=== INFORMATION SUPPLIED ===

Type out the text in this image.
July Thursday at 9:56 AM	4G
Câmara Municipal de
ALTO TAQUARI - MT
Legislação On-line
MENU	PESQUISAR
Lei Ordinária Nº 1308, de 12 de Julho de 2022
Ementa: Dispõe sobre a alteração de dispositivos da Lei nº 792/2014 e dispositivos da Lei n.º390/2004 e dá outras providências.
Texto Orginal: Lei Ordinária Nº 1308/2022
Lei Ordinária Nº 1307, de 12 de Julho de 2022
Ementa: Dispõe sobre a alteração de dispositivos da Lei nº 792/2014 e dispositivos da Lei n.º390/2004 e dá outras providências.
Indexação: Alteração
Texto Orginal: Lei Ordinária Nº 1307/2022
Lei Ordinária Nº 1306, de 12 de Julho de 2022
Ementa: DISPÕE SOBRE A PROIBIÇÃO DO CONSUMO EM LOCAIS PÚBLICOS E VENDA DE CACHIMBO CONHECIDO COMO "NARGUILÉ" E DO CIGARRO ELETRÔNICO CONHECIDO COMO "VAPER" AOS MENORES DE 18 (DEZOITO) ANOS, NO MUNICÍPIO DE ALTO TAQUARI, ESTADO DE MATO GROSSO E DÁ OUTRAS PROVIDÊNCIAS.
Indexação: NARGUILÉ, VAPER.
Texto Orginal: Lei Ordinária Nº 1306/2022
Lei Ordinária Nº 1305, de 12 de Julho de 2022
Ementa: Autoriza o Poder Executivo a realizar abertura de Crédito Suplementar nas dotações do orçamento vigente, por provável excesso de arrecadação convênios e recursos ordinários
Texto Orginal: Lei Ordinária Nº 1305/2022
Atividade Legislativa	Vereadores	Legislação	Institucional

===

Look through the entries and find each line that has the string "TAQUARI". Copy those lines.

- [COMPLETED TASK]:
ALTO TAQUARI - MT
Ementa: DISPÕE SOBRE A PROIBIÇÃO DO CONSUMO EM LOCAIS PÚBLICOS E VENDA DE CACHIMBO CONHECIDO COMO "NARGUILÉ" E DO CIGARRO ELETRÔNICO CONHECIDO COMO "VAPER" AOS MENORES DE 18 (DEZOITO) ANOS, NO MUNICÍPIO DE ALTO TAQUARI, ESTADO DE MATO GROSSO E DÁ OUTRAS PROVIDÊNCIAS.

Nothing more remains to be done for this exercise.